▸ Given request:
The listing below should be copied in full, word for word.
** Start of Exercise data **
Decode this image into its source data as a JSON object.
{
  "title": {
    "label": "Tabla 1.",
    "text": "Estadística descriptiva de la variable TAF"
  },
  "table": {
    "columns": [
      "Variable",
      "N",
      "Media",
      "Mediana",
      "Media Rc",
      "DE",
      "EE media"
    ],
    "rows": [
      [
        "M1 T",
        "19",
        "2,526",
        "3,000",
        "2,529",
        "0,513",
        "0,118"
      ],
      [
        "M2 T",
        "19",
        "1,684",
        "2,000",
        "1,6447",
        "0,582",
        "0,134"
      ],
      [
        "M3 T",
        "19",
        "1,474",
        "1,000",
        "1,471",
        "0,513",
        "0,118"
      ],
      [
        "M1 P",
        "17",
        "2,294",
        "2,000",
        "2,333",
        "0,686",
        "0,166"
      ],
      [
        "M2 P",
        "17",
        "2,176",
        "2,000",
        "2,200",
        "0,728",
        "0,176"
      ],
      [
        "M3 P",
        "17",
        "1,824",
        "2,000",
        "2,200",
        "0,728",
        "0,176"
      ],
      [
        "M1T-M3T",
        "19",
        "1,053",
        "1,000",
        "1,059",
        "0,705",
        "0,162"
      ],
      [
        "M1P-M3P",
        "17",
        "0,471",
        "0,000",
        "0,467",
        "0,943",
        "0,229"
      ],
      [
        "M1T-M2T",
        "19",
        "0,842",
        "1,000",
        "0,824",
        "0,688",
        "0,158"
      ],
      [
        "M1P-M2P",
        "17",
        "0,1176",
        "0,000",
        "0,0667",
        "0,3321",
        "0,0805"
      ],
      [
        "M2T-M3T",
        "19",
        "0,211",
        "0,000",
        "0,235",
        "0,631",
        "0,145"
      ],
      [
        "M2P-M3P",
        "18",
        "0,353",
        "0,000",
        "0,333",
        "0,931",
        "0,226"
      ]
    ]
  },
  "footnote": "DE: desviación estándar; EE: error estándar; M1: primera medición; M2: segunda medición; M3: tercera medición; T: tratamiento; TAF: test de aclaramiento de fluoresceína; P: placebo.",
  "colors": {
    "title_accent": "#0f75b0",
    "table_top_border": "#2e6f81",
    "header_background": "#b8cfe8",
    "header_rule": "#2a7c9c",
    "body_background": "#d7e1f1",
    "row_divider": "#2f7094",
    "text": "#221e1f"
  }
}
** End of Exercise data **
▸ Exercise answer:
Decode this image into its source data as a JSON object.
{
  "title": {
    "label": "Tabla 1.",
    "text": "Estadística descriptiva de la variable TAF"
  },
  "table": {
    "columns": [
      "Variable",
      "N",
      "Media",
      "Mediana",
      "Media Rc",
      "DE",
      "EE media"
    ],
    "rows": [
      [
        "M1 T",
        "19",
        "2,526",
        "3,000",
        "2,529",
        "0,513",
        "0,118"
      ],
      [
        "M2 T",
        "19",
        "1,684",
        "2,000",
        "1,6447",
        "0,582",
        "0,134"
      ],
      [
        "M3 T",
        "19",
        "1,474",
        "1,000",
        "1,471",
        "0,513",
        "0,118"
      ],
      [
        "M1 P",
        "17",
        "2,294",
        "2,000",
        "2,333",
        "0,686",
        "0,166"
      ],
      [
        "M2 P",
        "17",
        "2,176",
        "2,000",
        "2,200",
        "0,728",
        "0,176"
      ],
      [
        "M3 P",
        "17",
        "1,824",
        "2,000",
        "2,200",
        "0,728",
        "0,176"
      ],
      [
        "M1T-M3T",
        "19",
        "1,053",
        "1,000",
        "1,059",
        "0,705",
        "0,162"
      ],
      [
        "M1P-M3P",
        "17",
        "0,471",
        "0,000",
        "0,467",
        "0,943",
        "0,229"
      ],
      [
        "M1T-M2T",
        "19",
        "0,842",
        "1,000",
        "0,824",
        "0,688",
        "0,158"
      ],
      [
        "M1P-M2P",
        "17",
        "0,1176",
        "0,000",
        "0,0667",
        "0,3321",
        "0,0805"
      ],
      [
        "M2T-M3T",
        "19",
        "0,211",
        "0,000",
        "0,235",
        "0,631",
        "0,145"
      ],
      [
        "M2P-M3P",
        "18",
        "0,353",
        "0,000",
        "0,333",
        "0,931",
        "0,226"
      ]
    ]
  },
  "footnote": "DE: desviación estándar; EE: error estándar; M1: primera medición; M2: segunda medición; M3: tercera medición; T: tratamiento; TAF: test de aclaramiento de fluoresceína; P: placebo.",
  "colors": {
    "title_accent": "#0f75b0",
    "table_top_border": "#2e6f81",
    "header_background": "#b8cfe8",
    "header_rule": "#2a7c9c",
    "body_background": "#d7e1f1",
    "row_divider": "#2f7094",
    "text": "#221e1f"
  }
}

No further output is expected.